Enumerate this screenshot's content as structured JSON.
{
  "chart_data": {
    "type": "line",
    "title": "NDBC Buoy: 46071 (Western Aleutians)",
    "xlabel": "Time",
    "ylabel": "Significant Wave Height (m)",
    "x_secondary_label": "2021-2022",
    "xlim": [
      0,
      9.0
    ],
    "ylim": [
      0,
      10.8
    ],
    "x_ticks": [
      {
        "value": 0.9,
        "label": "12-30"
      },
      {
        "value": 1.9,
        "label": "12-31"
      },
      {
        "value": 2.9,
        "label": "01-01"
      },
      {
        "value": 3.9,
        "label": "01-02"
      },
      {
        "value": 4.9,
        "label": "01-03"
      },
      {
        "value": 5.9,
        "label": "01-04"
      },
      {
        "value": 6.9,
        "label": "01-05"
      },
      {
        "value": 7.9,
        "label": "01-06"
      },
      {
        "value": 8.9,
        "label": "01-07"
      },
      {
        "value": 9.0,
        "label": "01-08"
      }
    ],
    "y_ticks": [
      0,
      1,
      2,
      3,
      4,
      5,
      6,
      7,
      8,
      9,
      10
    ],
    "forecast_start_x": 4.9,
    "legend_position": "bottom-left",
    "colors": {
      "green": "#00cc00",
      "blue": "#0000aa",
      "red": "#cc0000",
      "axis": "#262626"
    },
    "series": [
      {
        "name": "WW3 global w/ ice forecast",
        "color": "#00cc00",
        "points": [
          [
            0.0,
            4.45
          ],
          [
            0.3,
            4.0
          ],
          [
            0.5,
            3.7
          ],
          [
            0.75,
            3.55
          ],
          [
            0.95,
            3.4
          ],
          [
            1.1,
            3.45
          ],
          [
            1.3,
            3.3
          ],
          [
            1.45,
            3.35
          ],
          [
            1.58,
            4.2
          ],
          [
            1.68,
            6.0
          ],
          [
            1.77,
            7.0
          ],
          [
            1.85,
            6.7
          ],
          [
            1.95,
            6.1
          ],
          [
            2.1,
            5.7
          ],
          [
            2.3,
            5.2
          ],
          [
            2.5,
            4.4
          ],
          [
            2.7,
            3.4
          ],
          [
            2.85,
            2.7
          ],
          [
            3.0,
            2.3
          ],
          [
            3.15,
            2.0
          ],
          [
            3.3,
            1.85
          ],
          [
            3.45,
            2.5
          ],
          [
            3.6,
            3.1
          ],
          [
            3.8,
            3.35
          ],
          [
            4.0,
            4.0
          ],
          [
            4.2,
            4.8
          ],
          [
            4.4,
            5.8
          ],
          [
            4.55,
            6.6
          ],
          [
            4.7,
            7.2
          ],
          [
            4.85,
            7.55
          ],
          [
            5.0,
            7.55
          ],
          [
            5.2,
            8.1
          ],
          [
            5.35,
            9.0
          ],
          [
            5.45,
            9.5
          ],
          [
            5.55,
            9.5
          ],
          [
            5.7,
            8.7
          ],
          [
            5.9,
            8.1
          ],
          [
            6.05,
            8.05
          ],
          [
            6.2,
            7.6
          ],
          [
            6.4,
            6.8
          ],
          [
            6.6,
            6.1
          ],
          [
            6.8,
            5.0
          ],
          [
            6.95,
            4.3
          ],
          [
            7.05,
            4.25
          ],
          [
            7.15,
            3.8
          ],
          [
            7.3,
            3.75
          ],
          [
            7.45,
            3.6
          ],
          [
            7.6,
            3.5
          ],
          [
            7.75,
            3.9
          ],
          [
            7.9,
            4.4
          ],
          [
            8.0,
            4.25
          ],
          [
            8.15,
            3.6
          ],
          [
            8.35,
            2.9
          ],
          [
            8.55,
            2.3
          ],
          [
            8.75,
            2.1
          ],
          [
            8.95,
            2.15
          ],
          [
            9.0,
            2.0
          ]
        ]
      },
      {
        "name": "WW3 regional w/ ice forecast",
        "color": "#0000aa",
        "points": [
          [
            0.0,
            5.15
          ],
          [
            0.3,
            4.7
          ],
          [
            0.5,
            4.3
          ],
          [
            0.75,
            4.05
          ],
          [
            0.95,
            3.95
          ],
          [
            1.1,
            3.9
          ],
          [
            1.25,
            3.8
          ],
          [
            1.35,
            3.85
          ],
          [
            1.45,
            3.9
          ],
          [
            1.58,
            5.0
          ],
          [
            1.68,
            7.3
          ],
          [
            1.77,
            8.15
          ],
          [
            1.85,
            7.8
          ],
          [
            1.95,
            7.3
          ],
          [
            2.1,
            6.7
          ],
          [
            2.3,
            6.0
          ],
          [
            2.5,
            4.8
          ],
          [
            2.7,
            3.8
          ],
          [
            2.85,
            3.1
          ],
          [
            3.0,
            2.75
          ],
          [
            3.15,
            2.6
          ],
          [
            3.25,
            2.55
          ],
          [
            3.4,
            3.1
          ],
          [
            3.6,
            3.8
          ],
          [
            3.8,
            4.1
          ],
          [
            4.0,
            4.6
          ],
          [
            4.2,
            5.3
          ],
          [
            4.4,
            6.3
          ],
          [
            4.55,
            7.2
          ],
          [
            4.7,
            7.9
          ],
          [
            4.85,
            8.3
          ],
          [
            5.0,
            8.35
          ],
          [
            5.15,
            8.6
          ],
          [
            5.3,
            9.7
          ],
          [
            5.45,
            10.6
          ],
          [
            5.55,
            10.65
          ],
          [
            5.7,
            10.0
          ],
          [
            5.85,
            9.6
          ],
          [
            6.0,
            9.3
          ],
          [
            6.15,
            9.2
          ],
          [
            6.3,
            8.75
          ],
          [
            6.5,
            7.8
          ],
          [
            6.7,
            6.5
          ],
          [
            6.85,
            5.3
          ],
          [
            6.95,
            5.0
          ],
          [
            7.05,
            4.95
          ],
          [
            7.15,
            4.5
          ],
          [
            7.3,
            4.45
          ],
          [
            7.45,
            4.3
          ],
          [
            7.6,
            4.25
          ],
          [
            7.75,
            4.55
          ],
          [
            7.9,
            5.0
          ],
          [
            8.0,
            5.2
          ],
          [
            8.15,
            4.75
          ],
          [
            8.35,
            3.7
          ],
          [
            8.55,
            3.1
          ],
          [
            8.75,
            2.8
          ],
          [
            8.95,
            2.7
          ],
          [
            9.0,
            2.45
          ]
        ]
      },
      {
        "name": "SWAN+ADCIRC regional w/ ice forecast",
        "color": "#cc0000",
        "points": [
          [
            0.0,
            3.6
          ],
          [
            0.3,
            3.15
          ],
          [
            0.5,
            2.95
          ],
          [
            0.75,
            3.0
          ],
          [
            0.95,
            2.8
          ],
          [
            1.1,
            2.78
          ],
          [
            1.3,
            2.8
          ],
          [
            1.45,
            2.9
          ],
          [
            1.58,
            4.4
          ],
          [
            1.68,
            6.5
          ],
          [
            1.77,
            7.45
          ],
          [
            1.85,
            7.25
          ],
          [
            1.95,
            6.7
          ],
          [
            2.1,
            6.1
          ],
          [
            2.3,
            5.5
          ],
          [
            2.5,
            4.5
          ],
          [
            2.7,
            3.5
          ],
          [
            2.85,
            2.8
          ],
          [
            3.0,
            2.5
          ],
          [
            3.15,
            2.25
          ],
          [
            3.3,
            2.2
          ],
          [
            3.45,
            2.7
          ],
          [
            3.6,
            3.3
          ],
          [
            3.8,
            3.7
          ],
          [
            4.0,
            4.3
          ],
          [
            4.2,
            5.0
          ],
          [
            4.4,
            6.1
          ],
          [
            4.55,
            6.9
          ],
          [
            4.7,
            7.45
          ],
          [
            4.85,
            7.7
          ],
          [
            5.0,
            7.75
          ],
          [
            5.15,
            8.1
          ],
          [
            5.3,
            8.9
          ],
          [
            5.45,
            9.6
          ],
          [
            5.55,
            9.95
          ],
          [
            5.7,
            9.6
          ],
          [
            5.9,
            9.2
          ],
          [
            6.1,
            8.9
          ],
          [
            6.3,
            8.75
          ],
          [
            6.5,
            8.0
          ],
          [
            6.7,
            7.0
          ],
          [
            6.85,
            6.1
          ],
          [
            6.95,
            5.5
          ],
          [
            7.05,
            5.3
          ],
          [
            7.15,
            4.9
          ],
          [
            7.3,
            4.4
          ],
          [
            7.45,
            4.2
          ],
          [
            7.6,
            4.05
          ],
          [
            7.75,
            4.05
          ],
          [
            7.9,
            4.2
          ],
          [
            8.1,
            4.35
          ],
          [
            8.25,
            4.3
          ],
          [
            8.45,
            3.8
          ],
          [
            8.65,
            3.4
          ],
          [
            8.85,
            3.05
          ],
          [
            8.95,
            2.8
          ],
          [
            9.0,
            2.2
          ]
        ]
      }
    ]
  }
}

***

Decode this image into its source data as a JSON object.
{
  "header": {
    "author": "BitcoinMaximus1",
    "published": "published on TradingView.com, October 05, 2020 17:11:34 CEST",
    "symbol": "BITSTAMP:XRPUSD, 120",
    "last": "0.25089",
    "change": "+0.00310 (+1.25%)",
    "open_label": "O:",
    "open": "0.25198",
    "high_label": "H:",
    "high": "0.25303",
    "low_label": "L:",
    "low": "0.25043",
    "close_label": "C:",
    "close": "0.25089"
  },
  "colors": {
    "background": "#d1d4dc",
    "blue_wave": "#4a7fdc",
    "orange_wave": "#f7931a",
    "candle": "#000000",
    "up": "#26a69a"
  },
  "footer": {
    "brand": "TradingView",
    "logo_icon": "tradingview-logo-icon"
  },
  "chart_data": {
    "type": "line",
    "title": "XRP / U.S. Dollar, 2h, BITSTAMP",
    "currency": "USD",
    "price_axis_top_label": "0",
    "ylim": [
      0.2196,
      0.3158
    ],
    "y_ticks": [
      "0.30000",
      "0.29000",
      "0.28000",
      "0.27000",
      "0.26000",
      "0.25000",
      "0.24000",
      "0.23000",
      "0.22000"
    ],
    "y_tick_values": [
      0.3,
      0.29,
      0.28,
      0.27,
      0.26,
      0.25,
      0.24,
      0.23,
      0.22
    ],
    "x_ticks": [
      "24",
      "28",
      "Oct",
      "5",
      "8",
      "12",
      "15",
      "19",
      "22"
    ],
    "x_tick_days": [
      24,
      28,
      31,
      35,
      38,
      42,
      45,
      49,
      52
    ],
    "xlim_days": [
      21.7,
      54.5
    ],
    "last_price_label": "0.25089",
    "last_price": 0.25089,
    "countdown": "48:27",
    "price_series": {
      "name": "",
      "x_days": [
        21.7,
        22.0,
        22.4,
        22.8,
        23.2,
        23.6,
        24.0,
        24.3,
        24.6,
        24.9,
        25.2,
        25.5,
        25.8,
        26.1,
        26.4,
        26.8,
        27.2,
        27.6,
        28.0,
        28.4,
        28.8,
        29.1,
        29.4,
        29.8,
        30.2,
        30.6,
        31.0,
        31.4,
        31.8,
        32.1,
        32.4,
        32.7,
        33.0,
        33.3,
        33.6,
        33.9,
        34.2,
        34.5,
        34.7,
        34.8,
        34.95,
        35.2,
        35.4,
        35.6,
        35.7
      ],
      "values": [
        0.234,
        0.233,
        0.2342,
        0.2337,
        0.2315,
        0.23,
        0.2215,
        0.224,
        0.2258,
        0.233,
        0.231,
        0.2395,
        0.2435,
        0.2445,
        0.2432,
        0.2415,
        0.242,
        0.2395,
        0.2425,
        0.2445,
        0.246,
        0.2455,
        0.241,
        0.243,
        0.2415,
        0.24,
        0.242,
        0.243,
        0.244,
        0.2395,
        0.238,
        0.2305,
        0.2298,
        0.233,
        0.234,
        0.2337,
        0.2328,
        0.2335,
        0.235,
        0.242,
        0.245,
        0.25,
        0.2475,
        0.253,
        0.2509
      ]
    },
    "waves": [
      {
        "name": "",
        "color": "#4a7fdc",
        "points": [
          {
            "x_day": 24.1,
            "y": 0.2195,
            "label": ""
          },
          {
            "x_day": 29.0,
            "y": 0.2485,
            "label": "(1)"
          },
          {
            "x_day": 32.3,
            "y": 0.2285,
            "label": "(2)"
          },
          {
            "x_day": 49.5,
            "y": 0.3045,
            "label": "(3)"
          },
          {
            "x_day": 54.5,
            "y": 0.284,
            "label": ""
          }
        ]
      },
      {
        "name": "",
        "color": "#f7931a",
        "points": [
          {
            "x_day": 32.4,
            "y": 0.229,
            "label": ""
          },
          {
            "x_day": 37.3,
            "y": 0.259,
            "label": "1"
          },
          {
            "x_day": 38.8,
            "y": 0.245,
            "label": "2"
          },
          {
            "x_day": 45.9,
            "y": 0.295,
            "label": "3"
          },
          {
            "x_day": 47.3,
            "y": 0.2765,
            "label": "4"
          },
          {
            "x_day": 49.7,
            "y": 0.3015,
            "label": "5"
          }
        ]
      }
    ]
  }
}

***

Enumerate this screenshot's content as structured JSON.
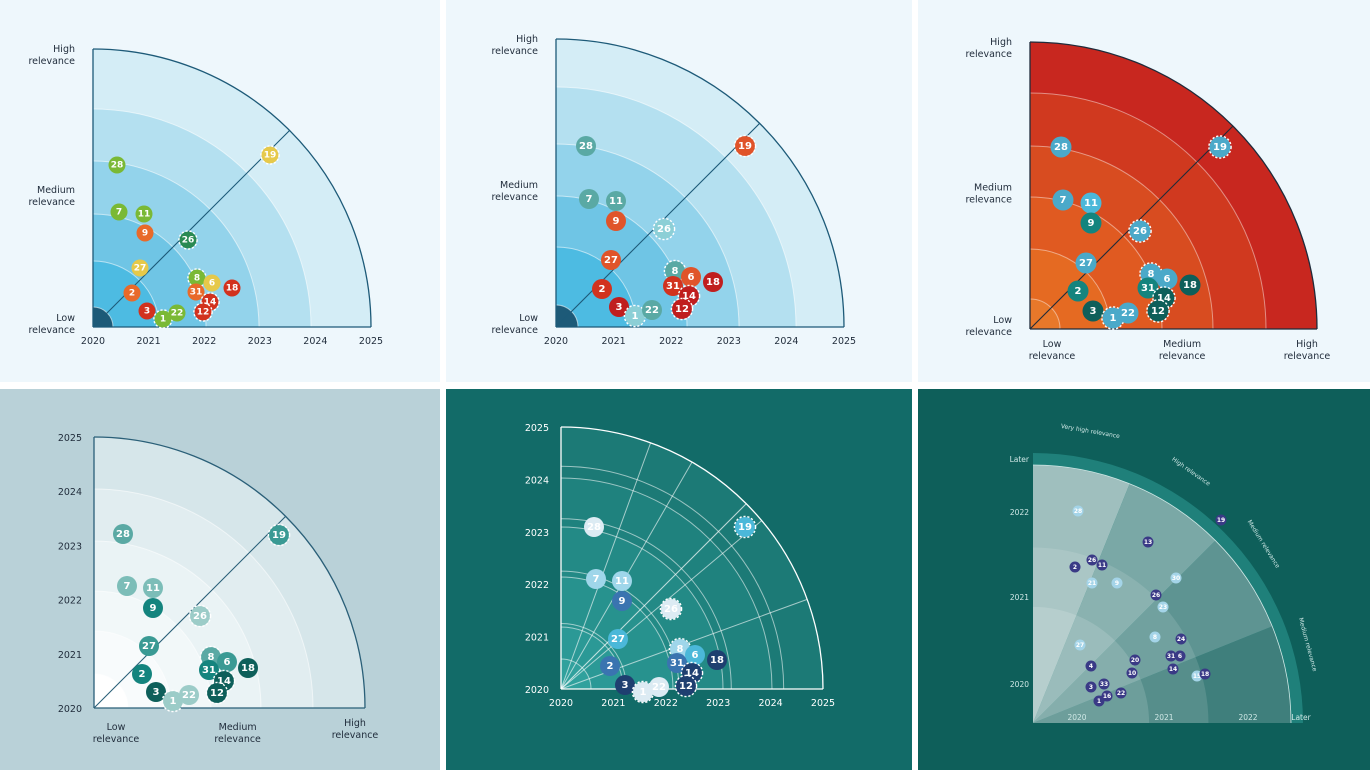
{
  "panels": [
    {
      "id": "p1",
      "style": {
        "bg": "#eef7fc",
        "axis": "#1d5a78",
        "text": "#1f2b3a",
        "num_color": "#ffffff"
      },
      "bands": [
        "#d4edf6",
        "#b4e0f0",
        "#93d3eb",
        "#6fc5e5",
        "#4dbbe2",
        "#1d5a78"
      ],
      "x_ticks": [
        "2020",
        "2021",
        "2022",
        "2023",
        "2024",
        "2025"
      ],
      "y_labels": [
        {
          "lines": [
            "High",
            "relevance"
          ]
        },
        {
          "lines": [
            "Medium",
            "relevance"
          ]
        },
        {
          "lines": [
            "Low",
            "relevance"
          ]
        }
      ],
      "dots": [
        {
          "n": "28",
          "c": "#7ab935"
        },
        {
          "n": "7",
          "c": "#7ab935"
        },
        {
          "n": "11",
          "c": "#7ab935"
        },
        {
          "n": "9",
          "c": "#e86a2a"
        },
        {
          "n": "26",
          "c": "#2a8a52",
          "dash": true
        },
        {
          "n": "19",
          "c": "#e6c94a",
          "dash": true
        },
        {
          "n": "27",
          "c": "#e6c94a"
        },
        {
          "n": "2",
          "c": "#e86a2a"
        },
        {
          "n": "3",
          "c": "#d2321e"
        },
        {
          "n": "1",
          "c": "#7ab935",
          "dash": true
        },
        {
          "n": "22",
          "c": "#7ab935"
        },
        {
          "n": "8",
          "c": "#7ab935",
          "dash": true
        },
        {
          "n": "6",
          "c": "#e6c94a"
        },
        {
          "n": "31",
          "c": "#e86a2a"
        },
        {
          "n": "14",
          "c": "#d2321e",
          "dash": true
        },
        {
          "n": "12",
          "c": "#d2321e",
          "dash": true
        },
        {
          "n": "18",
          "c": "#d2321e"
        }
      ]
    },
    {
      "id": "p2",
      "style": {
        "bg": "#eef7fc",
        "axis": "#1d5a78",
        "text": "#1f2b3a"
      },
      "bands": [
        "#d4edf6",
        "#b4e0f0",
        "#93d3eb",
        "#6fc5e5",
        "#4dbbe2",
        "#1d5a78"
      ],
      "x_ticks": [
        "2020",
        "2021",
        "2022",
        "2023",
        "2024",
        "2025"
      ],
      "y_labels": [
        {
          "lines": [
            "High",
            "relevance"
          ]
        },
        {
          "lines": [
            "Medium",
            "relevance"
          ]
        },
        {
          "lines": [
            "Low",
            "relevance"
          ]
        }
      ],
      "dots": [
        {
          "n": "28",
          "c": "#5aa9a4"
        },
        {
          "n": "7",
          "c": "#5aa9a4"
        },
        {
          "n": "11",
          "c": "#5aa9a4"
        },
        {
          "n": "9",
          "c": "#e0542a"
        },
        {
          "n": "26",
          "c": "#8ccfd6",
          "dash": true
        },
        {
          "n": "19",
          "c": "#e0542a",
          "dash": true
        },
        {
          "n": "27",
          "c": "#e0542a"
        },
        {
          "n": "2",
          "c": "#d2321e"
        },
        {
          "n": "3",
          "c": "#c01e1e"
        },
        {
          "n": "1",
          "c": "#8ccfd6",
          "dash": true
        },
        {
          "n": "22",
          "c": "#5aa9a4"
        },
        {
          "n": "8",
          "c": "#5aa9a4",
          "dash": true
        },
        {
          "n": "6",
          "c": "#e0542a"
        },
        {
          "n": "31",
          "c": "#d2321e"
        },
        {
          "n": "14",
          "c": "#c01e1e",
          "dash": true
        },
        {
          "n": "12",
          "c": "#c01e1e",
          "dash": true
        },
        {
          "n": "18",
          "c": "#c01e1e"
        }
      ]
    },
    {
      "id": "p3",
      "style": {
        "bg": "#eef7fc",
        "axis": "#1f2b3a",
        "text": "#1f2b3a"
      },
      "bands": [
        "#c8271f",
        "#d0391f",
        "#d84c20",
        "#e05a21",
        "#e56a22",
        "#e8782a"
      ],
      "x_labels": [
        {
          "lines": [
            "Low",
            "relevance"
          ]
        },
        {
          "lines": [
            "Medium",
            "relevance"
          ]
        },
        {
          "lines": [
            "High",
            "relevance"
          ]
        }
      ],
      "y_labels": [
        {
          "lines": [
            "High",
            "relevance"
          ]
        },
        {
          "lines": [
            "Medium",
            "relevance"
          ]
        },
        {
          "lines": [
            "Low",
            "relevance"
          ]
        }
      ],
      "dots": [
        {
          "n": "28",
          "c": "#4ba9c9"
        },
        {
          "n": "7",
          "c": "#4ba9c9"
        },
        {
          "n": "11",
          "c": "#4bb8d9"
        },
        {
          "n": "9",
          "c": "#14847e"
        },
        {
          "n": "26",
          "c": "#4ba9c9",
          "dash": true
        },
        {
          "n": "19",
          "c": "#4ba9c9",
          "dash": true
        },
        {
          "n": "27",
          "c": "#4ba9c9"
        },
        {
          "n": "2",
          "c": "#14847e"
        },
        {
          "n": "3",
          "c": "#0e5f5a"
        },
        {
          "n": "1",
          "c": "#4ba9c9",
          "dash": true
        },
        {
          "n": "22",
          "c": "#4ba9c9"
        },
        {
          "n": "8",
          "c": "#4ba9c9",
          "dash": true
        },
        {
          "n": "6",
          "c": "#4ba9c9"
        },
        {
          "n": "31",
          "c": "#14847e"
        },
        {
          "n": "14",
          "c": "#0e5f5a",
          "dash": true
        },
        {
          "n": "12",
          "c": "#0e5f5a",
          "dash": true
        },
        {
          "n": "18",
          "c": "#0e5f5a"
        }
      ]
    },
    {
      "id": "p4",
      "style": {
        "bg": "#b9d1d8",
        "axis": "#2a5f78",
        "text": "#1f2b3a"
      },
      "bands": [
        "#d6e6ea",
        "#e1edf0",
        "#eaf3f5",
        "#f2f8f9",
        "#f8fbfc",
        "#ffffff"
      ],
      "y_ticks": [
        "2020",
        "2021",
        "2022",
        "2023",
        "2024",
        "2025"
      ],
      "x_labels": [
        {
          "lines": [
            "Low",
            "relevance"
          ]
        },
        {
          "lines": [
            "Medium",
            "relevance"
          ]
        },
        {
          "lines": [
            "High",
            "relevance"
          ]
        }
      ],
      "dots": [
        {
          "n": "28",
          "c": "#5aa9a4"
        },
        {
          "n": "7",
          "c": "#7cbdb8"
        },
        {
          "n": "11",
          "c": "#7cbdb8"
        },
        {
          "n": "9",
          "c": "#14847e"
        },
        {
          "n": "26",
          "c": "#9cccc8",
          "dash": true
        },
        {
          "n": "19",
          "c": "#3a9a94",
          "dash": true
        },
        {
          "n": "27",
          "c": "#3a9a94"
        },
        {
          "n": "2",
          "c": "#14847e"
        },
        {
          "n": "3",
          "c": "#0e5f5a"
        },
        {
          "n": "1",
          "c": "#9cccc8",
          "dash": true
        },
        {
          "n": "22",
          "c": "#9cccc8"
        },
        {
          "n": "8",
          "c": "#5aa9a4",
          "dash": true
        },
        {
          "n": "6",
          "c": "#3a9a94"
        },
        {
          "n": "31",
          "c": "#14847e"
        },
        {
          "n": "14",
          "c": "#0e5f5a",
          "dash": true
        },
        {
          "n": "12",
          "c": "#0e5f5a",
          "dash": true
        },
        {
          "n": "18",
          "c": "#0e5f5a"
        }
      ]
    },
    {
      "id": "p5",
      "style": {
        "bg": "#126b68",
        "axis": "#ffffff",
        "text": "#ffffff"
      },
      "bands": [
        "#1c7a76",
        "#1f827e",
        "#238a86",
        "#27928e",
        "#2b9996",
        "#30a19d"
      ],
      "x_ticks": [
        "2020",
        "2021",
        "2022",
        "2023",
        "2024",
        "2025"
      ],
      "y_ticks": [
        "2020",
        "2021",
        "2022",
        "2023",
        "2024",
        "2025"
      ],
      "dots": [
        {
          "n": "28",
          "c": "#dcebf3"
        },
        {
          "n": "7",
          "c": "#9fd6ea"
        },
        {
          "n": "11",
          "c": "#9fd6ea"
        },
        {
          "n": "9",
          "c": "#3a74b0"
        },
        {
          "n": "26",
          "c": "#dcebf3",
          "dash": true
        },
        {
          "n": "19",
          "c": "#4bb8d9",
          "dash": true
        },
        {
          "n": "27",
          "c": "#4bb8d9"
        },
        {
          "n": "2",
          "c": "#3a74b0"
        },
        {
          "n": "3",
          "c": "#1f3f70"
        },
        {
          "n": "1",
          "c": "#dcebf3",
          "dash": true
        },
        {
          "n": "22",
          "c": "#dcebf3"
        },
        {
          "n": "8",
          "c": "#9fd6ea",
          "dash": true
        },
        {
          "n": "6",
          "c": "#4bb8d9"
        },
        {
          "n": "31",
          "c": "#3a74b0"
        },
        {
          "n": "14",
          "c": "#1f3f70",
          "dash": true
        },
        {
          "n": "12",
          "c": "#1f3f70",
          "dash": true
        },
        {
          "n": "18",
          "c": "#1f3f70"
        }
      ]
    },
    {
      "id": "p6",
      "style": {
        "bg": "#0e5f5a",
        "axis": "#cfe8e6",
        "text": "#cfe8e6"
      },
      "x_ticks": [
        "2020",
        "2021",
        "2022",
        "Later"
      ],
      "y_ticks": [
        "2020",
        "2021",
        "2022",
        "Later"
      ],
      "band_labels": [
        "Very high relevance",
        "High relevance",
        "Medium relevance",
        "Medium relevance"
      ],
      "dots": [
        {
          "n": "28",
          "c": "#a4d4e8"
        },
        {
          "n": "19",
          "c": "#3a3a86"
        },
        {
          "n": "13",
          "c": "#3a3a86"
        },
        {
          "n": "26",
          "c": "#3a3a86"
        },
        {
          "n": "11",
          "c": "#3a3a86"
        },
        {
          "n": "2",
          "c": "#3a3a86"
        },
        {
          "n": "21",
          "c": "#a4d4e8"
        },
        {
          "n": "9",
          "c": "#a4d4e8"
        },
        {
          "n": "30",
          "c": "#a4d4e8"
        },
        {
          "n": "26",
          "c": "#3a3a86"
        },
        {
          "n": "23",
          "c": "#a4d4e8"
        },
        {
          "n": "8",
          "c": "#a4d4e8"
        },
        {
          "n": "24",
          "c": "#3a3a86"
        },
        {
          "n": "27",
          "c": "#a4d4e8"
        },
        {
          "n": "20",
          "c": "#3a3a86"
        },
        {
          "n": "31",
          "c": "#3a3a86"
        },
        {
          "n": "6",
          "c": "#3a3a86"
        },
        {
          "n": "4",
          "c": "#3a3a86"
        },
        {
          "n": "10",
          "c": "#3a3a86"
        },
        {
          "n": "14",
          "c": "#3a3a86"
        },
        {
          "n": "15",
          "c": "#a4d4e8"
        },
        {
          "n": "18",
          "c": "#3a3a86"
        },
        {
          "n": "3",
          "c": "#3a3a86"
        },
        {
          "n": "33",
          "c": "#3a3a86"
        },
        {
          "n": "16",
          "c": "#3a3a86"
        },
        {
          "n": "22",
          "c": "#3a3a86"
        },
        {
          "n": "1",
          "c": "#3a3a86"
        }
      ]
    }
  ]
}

***

**Do this**
Of the lines in the data, how many contain the word "name"? Provide the number and nothing further.

**Exercise result**
6